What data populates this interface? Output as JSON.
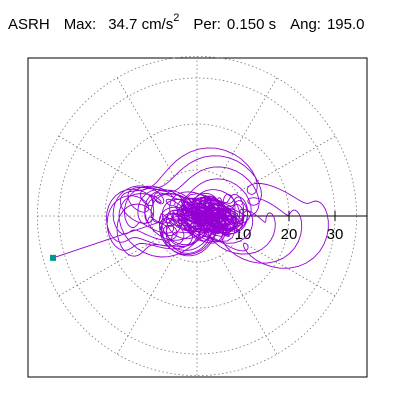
{
  "header": {
    "station": "ASRH",
    "max_label": "Max:",
    "max_value": "34.7 cm/s",
    "max_exp": "2",
    "per_label": "Per:",
    "per_value": "0.150 s",
    "ang_label": "Ang:",
    "ang_value": "195.0"
  },
  "colors": {
    "trace": "#9400d3",
    "marker": "#009988",
    "grid": "#777777",
    "axis": "#000000",
    "frame": "#000000"
  },
  "chart_data": {
    "type": "scatter",
    "title": "ASRH   Max:  34.7 cm/s 2   Per:  0.150 s   Ang: 195.0",
    "xlabel": "",
    "ylabel": "",
    "polar_grid": true,
    "radial_ticks": [
      10,
      20,
      30
    ],
    "radial_max": 34.7,
    "angular_spokes_deg": [
      0,
      30,
      60,
      90,
      120,
      150,
      180,
      210,
      240,
      270,
      300,
      330
    ],
    "max_amplitude": 34.7,
    "max_amplitude_unit": "cm/s2",
    "period_s": 0.15,
    "angle_deg": 195.0,
    "end_marker": {
      "x": -31.3,
      "y": -9.1
    }
  }
}
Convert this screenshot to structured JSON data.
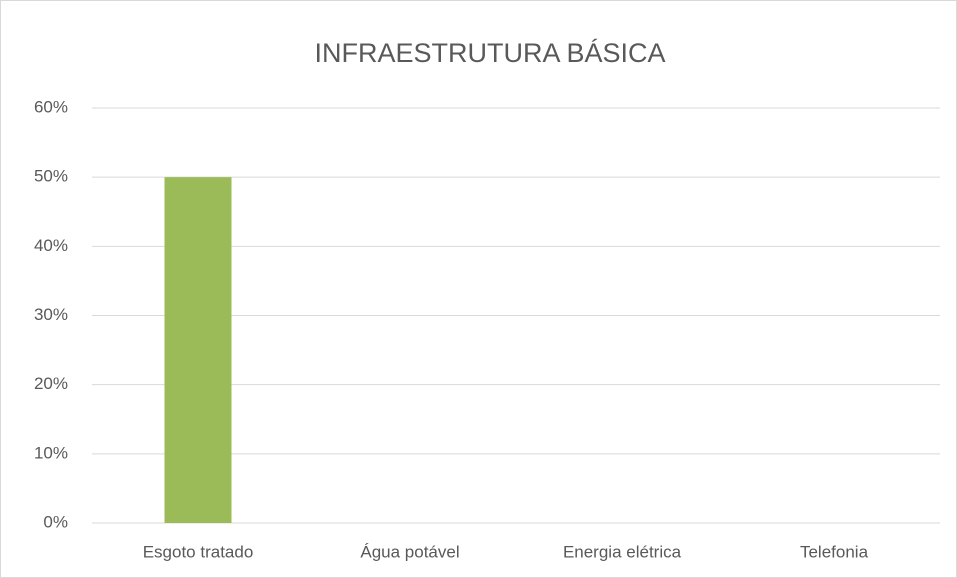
{
  "chart_data": {
    "type": "bar",
    "title": "INFRAESTRUTURA BÁSICA",
    "categories": [
      "Esgoto tratado",
      "Água potável",
      "Energia elétrica",
      "Telefonia"
    ],
    "values": [
      50,
      0,
      0,
      0
    ],
    "color": "#9bbb59",
    "ylim": [
      0,
      60
    ],
    "yticks": [
      {
        "value": 0,
        "label": "0%"
      },
      {
        "value": 10,
        "label": "10%"
      },
      {
        "value": 20,
        "label": "20%"
      },
      {
        "value": 30,
        "label": "30%"
      },
      {
        "value": 40,
        "label": "40%"
      },
      {
        "value": 50,
        "label": "50%"
      },
      {
        "value": 60,
        "label": "60%"
      }
    ],
    "grid": true
  }
}
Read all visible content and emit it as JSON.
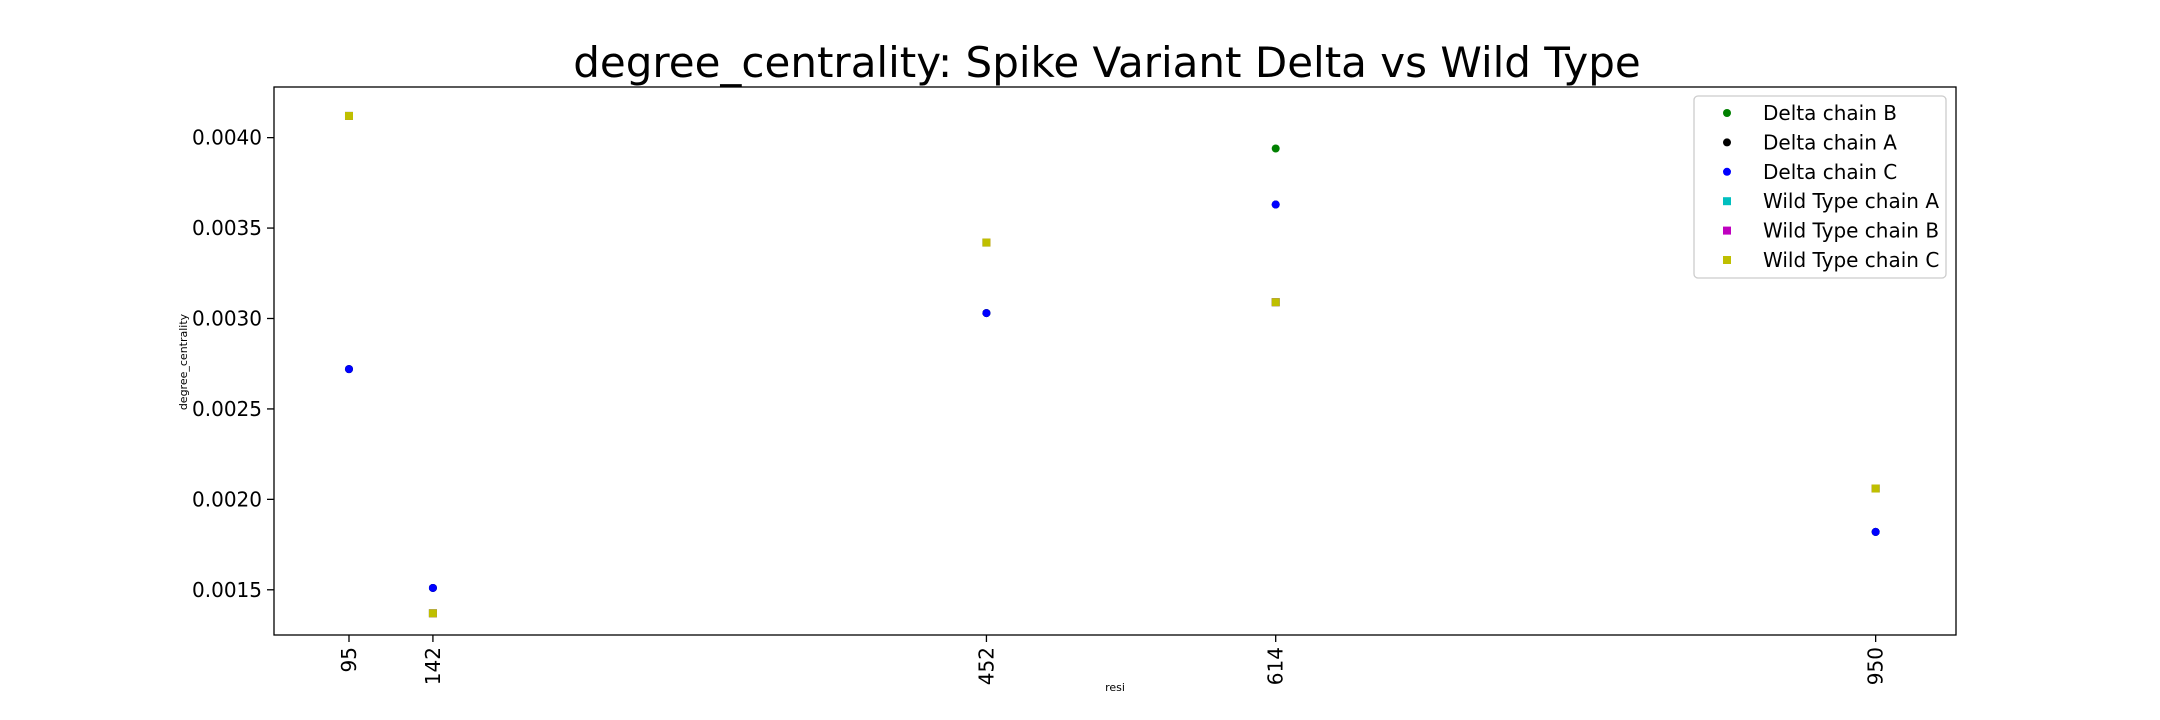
{
  "chart_data": {
    "type": "scatter",
    "title": "degree_centrality: Spike Variant Delta vs Wild Type",
    "xlabel": "resi",
    "ylabel": "degree_centrality",
    "x_ticks": [
      95,
      142,
      452,
      614,
      950
    ],
    "xlim": [
      53,
      995
    ],
    "ylim": [
      0.00125,
      0.00428
    ],
    "y_ticks": [
      0.0015,
      0.002,
      0.0025,
      0.003,
      0.0035,
      0.004
    ],
    "y_tick_labels": [
      "0.0015",
      "0.0020",
      "0.0025",
      "0.0030",
      "0.0035",
      "0.0040"
    ],
    "grid": false,
    "legend_position": "top-right",
    "series": [
      {
        "name": "Delta chain B",
        "color": "#008000",
        "marker": "circle",
        "points": [
          {
            "x": 95,
            "y": 0.00272
          },
          {
            "x": 142,
            "y": 0.00151
          },
          {
            "x": 452,
            "y": 0.00303
          },
          {
            "x": 614,
            "y": 0.00394
          },
          {
            "x": 950,
            "y": 0.00182
          }
        ]
      },
      {
        "name": "Delta chain A",
        "color": "#000000",
        "marker": "circle",
        "points": [
          {
            "x": 95,
            "y": 0.00272
          },
          {
            "x": 142,
            "y": 0.00151
          },
          {
            "x": 452,
            "y": 0.00303
          },
          {
            "x": 614,
            "y": 0.00363
          },
          {
            "x": 950,
            "y": 0.00182
          }
        ]
      },
      {
        "name": "Delta chain C",
        "color": "#0000ff",
        "marker": "circle",
        "points": [
          {
            "x": 95,
            "y": 0.00272
          },
          {
            "x": 142,
            "y": 0.00151
          },
          {
            "x": 452,
            "y": 0.00303
          },
          {
            "x": 614,
            "y": 0.00363
          },
          {
            "x": 950,
            "y": 0.00182
          }
        ]
      },
      {
        "name": "Wild Type chain A",
        "color": "#00bfbf",
        "marker": "square",
        "points": [
          {
            "x": 95,
            "y": 0.00412
          },
          {
            "x": 142,
            "y": 0.00137
          },
          {
            "x": 452,
            "y": 0.00342
          },
          {
            "x": 614,
            "y": 0.00309
          },
          {
            "x": 950,
            "y": 0.00206
          }
        ]
      },
      {
        "name": "Wild Type chain B",
        "color": "#bf00bf",
        "marker": "square",
        "points": [
          {
            "x": 95,
            "y": 0.00412
          },
          {
            "x": 142,
            "y": 0.00137
          },
          {
            "x": 452,
            "y": 0.00342
          },
          {
            "x": 614,
            "y": 0.00309
          },
          {
            "x": 950,
            "y": 0.00206
          }
        ]
      },
      {
        "name": "Wild Type chain C",
        "color": "#bfbf00",
        "marker": "square",
        "points": [
          {
            "x": 95,
            "y": 0.00412
          },
          {
            "x": 142,
            "y": 0.00137
          },
          {
            "x": 452,
            "y": 0.00342
          },
          {
            "x": 614,
            "y": 0.00309
          },
          {
            "x": 950,
            "y": 0.00206
          }
        ]
      }
    ]
  }
}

- - - - -

Task brief
All of the entries above should be copied exactly, except for the pictures.

Finished exercise
What data populates this interface? Output as JSON.
{
  "header": {
    "station": "ASRH",
    "max_label": "Max:",
    "max_value": "34.7 cm/s",
    "max_exp": "2",
    "per_label": "Per:",
    "per_value": "0.150 s",
    "ang_label": "Ang:",
    "ang_value": "195.0"
  },
  "colors": {
    "trace": "#9400d3",
    "marker": "#009988",
    "grid": "#777777",
    "axis": "#000000",
    "frame": "#000000"
  },
  "chart_data": {
    "type": "scatter",
    "title": "ASRH   Max:  34.7 cm/s 2   Per:  0.150 s   Ang: 195.0",
    "xlabel": "",
    "ylabel": "",
    "polar_grid": true,
    "radial_ticks": [
      10,
      20,
      30
    ],
    "radial_max": 34.7,
    "angular_spokes_deg": [
      0,
      30,
      60,
      90,
      120,
      150,
      180,
      210,
      240,
      270,
      300,
      330
    ],
    "max_amplitude": 34.7,
    "max_amplitude_unit": "cm/s2",
    "period_s": 0.15,
    "angle_deg": 195.0,
    "end_marker": {
      "x": -31.3,
      "y": -9.1
    }
  }
}
Convert this screenshot to structured JSON data.
{
  "chart_data": {
    "type": "bar",
    "title": "INFRAESTRUTURA BÁSICA",
    "categories": [
      "Esgoto tratado",
      "Água potável",
      "Energia elétrica",
      "Telefonia"
    ],
    "values": [
      50,
      0,
      0,
      0
    ],
    "color": "#9bbb59",
    "ylim": [
      0,
      60
    ],
    "yticks": [
      {
        "value": 0,
        "label": "0%"
      },
      {
        "value": 10,
        "label": "10%"
      },
      {
        "value": 20,
        "label": "20%"
      },
      {
        "value": 30,
        "label": "30%"
      },
      {
        "value": 40,
        "label": "40%"
      },
      {
        "value": 50,
        "label": "50%"
      },
      {
        "value": 60,
        "label": "60%"
      }
    ],
    "grid": true
  }
}
Read all visible content and emit it as JSON.
{
  "chart_data": {
    "type": "scatter",
    "title": "degree_centrality: Spike Variant Delta vs Wild Type",
    "xlabel": "resi",
    "ylabel": "degree_centrality",
    "x_ticks": [
      95,
      142,
      452,
      614,
      950
    ],
    "xlim": [
      53,
      995
    ],
    "ylim": [
      0.00125,
      0.00428
    ],
    "y_ticks": [
      0.0015,
      0.002,
      0.0025,
      0.003,
      0.0035,
      0.004
    ],
    "y_tick_labels": [
      "0.0015",
      "0.0020",
      "0.0025",
      "0.0030",
      "0.0035",
      "0.0040"
    ],
    "grid": false,
    "legend_position": "top-right",
    "series": [
      {
        "name": "Delta chain B",
        "color": "#008000",
        "marker": "circle",
        "points": [
          {
            "x": 95,
            "y": 0.00272
          },
          {
            "x": 142,
            "y": 0.00151
          },
          {
            "x": 452,
            "y": 0.00303
          },
          {
            "x": 614,
            "y": 0.00394
          },
          {
            "x": 950,
            "y": 0.00182
          }
        ]
      },
      {
        "name": "Delta chain A",
        "color": "#000000",
        "marker": "circle",
        "points": [
          {
            "x": 95,
            "y": 0.00272
          },
          {
            "x": 142,
            "y": 0.00151
          },
          {
            "x": 452,
            "y": 0.00303
          },
          {
            "x": 614,
            "y": 0.00363
          },
          {
            "x": 950,
            "y": 0.00182
          }
        ]
      },
      {
        "name": "Delta chain C",
        "color": "#0000ff",
        "marker": "circle",
        "points": [
          {
            "x": 95,
            "y": 0.00272
          },
          {
            "x": 142,
            "y": 0.00151
          },
          {
            "x": 452,
            "y": 0.00303
          },
          {
            "x": 614,
            "y": 0.00363
          },
          {
            "x": 950,
            "y": 0.00182
          }
        ]
      },
      {
        "name": "Wild Type chain A",
        "color": "#00bfbf",
        "marker": "square",
        "points": [
          {
            "x": 95,
            "y": 0.00412
          },
          {
            "x": 142,
            "y": 0.00137
          },
          {
            "x": 452,
            "y": 0.00342
          },
          {
            "x": 614,
            "y": 0.00309
          },
          {
            "x": 950,
            "y": 0.00206
          }
        ]
      },
      {
        "name": "Wild Type chain B",
        "color": "#bf00bf",
        "marker": "square",
        "points": [
          {
            "x": 95,
            "y": 0.00412
          },
          {
            "x": 142,
            "y": 0.00137
          },
          {
            "x": 452,
            "y": 0.00342
          },
          {
            "x": 614,
            "y": 0.00309
          },
          {
            "x": 950,
            "y": 0.00206
          }
        ]
      },
      {
        "name": "Wild Type chain C",
        "color": "#bfbf00",
        "marker": "square",
        "points": [
          {
            "x": 95,
            "y": 0.00412
          },
          {
            "x": 142,
            "y": 0.00137
          },
          {
            "x": 452,
            "y": 0.00342
          },
          {
            "x": 614,
            "y": 0.00309
          },
          {
            "x": 950,
            "y": 0.00206
          }
        ]
      }
    ]
  }
}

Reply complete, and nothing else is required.